(Records excerpted from a collection)
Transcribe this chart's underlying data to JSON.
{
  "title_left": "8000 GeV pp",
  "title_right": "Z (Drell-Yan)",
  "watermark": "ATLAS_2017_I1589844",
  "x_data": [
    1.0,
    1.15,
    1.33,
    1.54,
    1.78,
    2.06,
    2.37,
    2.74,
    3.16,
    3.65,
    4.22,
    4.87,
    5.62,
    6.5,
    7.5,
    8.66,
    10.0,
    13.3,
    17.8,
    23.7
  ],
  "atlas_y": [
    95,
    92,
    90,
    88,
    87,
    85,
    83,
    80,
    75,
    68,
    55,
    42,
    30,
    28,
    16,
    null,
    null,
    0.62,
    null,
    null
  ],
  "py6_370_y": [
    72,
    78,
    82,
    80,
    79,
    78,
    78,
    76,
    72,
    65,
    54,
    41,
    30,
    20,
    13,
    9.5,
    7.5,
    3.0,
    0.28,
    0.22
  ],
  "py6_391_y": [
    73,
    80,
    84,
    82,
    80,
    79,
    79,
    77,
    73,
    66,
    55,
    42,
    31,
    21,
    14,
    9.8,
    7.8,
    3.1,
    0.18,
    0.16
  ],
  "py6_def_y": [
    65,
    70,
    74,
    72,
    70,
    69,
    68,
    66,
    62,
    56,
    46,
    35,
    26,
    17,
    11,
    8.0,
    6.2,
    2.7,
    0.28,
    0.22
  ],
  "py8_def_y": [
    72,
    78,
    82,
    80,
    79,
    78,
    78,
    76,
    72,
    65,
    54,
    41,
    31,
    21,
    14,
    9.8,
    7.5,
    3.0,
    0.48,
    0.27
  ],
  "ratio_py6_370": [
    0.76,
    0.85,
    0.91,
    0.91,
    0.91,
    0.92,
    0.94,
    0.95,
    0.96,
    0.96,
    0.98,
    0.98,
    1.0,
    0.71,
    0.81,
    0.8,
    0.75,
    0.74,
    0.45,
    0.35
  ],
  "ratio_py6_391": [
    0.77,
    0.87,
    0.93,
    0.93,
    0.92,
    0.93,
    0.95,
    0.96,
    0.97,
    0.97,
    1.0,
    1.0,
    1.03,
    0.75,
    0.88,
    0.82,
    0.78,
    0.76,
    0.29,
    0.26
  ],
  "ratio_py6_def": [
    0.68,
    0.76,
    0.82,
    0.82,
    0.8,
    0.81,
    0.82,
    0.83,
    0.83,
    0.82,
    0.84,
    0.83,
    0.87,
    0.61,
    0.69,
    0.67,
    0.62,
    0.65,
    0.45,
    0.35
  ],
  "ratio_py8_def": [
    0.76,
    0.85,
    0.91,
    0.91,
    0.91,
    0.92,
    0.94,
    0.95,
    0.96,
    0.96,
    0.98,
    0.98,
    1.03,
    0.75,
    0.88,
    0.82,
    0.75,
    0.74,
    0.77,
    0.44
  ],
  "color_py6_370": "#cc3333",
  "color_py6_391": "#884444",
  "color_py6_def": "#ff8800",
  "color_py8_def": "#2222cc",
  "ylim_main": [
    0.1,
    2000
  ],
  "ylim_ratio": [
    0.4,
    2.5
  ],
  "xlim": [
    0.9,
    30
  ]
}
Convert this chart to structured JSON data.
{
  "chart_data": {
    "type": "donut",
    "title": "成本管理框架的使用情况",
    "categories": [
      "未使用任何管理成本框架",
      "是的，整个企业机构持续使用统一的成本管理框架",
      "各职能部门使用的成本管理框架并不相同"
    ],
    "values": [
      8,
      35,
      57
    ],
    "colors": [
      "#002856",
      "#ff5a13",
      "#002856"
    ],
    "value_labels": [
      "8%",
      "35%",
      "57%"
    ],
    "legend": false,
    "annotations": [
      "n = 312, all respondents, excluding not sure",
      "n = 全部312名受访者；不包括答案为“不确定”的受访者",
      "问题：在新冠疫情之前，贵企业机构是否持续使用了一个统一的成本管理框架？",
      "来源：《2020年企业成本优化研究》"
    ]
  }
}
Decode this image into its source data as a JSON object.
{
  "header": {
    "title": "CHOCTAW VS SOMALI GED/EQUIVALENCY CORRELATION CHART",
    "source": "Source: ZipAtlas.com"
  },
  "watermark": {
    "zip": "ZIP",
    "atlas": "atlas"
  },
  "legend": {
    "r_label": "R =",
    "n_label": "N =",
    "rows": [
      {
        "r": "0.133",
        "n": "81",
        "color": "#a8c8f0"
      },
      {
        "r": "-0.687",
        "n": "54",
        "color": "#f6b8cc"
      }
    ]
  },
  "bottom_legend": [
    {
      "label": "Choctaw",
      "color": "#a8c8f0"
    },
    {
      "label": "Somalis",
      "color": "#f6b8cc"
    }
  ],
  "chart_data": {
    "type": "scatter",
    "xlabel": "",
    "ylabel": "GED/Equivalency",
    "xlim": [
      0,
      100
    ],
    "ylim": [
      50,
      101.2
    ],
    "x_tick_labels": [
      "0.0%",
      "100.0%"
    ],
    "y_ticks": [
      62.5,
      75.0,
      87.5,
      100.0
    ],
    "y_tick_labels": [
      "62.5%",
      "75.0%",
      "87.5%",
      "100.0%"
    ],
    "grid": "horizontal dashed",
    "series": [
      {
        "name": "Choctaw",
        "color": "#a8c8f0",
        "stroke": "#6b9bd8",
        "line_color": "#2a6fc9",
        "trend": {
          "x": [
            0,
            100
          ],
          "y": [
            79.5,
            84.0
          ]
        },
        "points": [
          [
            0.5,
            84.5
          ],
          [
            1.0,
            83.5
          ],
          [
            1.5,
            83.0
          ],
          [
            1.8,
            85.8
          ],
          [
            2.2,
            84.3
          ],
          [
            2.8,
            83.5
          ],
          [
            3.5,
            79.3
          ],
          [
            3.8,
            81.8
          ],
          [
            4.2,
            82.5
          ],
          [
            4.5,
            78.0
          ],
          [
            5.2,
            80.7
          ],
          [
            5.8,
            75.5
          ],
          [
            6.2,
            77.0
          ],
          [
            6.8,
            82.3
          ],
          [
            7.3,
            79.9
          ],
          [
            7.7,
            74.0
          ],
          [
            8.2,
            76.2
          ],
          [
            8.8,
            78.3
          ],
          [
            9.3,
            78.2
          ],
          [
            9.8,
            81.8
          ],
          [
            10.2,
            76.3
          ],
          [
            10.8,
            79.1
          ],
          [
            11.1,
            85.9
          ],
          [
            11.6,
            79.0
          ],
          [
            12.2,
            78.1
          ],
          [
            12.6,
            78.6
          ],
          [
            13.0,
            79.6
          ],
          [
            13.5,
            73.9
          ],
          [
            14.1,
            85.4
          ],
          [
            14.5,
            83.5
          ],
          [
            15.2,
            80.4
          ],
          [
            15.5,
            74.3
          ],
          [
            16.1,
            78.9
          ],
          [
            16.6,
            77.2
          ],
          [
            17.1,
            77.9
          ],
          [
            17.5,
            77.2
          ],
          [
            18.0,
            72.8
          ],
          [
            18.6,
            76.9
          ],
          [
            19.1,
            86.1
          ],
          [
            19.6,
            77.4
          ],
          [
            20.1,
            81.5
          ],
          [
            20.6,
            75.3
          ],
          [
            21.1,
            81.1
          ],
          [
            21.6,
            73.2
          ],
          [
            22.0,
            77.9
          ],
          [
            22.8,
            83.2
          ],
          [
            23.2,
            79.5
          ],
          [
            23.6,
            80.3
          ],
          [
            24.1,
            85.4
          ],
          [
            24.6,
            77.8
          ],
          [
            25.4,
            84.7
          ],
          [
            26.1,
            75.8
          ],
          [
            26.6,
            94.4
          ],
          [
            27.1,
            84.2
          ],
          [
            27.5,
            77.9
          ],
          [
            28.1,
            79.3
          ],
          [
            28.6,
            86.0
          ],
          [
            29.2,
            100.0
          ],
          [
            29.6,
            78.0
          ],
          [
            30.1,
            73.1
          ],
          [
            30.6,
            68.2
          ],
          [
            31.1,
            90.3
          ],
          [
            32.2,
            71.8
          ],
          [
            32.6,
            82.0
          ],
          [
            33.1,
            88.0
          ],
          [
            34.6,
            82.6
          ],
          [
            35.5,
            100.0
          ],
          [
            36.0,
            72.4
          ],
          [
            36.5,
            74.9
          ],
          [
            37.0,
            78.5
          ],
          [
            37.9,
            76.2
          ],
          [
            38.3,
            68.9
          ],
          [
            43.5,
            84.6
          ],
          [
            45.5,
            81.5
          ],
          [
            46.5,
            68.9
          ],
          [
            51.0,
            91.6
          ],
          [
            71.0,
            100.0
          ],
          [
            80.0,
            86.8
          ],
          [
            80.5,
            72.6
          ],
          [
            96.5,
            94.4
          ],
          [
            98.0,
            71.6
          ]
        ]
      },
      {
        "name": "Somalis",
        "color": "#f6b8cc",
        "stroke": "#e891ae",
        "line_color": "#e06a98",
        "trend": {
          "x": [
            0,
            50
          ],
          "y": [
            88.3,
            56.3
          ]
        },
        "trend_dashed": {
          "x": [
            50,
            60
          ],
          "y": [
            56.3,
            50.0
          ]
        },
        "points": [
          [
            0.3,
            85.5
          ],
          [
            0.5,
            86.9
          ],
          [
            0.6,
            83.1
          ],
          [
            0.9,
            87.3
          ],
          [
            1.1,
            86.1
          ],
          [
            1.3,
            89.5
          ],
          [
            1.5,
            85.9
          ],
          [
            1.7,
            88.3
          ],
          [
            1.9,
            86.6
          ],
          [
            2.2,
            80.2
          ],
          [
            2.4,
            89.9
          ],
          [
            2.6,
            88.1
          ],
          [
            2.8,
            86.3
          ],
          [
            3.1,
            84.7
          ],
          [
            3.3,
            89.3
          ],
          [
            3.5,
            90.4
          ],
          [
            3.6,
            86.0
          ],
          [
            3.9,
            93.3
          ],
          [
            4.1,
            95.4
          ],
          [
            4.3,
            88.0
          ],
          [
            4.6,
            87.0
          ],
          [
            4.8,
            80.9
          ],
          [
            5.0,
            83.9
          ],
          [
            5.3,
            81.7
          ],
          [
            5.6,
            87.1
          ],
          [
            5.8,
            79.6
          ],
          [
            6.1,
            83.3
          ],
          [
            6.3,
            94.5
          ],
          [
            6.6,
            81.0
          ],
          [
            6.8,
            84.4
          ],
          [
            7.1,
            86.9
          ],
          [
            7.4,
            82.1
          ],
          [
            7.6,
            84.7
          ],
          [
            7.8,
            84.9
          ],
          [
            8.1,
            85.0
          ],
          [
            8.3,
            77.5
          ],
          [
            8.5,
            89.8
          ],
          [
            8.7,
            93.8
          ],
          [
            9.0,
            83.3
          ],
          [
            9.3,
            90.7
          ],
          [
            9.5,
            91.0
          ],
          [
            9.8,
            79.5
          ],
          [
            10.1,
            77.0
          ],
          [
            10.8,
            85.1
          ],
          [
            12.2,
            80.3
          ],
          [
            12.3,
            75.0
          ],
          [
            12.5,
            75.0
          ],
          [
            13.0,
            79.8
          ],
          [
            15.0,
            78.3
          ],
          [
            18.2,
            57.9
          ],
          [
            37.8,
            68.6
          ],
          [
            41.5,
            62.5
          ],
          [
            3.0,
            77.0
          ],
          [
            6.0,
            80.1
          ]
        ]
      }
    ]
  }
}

◆ Do this
Return every line above that contains the word "source".

◆ Solution for this problem
Decode this image into its source data as a JSON object.
    "source": "Source: ZipAtlas.com"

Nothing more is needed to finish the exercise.